● **WHAT THE TASK REQUIRES**:
Locate and copy all lines bearing the word "screenshot".

------------------------------------------------------------

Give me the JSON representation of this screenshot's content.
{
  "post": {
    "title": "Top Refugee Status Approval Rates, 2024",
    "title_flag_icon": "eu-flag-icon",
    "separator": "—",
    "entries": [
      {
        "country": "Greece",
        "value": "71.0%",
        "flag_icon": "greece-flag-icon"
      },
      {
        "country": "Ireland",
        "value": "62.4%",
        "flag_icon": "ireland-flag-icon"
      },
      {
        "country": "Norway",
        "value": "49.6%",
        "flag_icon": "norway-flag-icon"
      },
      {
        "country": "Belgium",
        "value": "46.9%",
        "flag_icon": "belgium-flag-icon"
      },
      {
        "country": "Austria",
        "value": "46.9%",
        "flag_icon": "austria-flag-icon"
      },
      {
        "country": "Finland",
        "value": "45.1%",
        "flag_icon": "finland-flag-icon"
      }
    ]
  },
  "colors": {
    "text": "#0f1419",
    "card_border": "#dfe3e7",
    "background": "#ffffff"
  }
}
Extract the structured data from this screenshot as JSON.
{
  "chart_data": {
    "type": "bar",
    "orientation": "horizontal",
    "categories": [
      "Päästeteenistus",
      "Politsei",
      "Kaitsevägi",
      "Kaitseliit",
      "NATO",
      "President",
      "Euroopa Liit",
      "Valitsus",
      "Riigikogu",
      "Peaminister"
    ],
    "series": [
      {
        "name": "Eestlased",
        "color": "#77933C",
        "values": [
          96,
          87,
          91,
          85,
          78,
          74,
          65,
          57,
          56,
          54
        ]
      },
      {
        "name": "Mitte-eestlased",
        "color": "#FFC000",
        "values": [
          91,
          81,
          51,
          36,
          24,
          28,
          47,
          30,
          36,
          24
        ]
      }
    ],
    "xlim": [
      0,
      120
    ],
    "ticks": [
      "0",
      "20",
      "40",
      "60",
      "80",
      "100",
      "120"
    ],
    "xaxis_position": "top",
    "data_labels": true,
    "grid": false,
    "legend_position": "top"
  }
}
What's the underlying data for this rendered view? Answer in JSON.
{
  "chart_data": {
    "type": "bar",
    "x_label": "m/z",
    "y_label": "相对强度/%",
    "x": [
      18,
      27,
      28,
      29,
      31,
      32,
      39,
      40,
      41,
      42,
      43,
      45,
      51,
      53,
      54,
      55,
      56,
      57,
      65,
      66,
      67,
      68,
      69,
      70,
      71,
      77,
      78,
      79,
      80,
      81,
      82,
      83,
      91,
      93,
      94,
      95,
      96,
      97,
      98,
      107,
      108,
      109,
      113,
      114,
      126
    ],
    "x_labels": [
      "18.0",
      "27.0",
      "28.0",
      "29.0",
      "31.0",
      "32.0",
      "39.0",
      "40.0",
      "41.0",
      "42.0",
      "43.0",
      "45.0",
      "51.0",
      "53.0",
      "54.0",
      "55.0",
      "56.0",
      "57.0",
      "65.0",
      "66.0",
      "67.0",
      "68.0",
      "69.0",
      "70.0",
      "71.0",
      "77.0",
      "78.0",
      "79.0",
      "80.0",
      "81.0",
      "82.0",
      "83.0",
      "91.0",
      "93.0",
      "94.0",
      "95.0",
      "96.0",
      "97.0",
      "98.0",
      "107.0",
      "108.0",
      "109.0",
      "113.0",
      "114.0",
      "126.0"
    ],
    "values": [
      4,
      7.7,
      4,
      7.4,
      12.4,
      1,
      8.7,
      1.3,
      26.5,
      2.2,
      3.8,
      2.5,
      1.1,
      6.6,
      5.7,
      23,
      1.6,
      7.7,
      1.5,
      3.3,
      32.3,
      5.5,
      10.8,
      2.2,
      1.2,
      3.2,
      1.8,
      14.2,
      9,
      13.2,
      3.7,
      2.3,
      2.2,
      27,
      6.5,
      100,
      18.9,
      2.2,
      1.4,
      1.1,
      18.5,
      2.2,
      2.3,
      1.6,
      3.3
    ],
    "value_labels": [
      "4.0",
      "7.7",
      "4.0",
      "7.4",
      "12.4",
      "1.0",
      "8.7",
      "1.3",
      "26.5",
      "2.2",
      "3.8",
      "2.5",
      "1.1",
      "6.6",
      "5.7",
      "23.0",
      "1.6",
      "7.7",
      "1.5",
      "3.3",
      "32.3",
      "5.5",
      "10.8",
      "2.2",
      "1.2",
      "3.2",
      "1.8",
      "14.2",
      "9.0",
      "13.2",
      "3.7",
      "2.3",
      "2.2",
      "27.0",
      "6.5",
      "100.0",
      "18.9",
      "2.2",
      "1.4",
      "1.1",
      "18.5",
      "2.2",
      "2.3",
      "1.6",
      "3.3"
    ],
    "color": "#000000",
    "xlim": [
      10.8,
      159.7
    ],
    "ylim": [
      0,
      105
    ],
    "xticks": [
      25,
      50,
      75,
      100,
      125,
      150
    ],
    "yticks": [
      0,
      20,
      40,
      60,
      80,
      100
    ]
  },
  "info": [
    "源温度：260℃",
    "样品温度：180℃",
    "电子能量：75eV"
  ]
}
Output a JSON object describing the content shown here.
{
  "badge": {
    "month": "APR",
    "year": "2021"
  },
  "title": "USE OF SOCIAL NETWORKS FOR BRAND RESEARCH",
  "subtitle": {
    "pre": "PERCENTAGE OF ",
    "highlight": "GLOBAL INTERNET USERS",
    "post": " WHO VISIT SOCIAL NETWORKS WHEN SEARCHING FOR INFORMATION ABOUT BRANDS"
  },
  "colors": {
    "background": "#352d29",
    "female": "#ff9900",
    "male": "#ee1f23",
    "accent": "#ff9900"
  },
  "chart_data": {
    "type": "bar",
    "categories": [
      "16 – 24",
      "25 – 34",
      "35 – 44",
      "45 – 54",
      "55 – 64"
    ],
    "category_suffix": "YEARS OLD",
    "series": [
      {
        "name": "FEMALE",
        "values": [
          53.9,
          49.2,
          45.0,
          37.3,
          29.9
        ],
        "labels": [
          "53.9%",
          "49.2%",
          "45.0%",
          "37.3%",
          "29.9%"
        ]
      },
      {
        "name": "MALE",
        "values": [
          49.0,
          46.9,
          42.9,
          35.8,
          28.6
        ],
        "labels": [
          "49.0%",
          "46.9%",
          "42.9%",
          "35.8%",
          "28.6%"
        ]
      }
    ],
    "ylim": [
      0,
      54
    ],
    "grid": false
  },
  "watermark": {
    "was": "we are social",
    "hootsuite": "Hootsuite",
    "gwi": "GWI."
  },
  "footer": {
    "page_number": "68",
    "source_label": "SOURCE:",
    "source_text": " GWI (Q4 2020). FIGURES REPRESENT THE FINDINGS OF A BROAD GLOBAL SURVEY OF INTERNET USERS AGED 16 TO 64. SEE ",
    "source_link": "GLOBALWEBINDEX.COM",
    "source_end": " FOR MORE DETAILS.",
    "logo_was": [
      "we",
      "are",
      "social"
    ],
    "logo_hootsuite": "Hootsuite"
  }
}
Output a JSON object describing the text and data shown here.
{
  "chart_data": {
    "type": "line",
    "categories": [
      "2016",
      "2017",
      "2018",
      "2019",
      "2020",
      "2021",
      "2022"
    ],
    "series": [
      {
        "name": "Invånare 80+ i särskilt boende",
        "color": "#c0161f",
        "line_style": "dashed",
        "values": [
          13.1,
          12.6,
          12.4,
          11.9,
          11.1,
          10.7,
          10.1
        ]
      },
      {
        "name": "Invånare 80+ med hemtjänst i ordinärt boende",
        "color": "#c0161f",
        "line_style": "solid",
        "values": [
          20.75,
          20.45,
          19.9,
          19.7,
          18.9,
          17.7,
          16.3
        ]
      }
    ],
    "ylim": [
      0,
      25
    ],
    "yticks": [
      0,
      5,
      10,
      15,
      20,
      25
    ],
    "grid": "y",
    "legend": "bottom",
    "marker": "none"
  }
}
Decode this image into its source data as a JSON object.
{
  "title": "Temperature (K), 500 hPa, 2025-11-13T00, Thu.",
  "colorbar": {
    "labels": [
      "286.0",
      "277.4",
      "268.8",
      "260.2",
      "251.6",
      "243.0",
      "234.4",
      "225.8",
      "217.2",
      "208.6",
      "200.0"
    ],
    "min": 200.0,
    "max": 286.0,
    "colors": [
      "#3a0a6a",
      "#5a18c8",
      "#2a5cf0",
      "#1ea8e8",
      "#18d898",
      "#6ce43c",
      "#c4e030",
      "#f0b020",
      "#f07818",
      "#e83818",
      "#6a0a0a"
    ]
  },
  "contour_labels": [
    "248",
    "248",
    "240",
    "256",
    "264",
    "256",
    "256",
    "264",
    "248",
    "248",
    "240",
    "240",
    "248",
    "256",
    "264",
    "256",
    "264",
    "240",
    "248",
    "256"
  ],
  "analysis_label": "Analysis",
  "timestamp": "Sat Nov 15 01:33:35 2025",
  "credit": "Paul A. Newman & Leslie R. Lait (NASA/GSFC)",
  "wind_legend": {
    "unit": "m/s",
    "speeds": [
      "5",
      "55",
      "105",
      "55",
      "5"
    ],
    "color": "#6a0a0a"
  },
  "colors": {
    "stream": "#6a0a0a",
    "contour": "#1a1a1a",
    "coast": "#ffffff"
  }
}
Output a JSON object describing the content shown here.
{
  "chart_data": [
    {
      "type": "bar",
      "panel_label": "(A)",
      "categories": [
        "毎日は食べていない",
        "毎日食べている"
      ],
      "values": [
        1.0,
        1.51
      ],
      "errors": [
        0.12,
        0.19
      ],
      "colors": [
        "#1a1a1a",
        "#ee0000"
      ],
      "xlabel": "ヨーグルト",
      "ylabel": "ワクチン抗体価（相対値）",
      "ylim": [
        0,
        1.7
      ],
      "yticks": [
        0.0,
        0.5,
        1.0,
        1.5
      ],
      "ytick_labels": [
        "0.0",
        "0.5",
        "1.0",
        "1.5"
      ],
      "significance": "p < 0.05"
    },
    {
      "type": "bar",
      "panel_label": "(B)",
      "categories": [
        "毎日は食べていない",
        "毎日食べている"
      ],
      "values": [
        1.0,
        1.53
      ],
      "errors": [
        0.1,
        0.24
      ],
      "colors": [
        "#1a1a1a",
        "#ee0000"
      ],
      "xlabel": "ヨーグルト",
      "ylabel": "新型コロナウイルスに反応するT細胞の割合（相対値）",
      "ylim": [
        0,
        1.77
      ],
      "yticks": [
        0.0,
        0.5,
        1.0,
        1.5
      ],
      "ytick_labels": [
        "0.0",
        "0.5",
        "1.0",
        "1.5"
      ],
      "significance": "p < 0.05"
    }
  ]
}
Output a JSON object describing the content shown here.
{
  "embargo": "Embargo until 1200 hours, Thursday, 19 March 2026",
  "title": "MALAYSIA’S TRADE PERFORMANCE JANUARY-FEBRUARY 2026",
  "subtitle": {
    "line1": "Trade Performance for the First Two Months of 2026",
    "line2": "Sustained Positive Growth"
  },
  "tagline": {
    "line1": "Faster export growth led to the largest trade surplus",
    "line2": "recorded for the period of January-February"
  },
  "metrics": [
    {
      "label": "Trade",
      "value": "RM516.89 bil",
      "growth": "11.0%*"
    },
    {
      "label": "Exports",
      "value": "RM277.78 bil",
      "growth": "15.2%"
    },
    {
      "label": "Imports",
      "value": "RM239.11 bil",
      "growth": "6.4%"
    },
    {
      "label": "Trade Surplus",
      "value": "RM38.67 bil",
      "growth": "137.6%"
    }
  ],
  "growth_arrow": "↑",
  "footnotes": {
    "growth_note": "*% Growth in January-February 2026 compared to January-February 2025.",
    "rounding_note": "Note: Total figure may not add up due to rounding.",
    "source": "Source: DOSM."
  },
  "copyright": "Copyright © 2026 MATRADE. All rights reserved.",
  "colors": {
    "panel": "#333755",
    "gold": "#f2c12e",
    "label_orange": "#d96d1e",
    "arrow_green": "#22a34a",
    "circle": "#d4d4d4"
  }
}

------------------------------------------------------------

● **WRITTEN SOLUTION**:
Give me the JSON representation of this screenshot's content.
Extract the structured data from this screenshot as JSON.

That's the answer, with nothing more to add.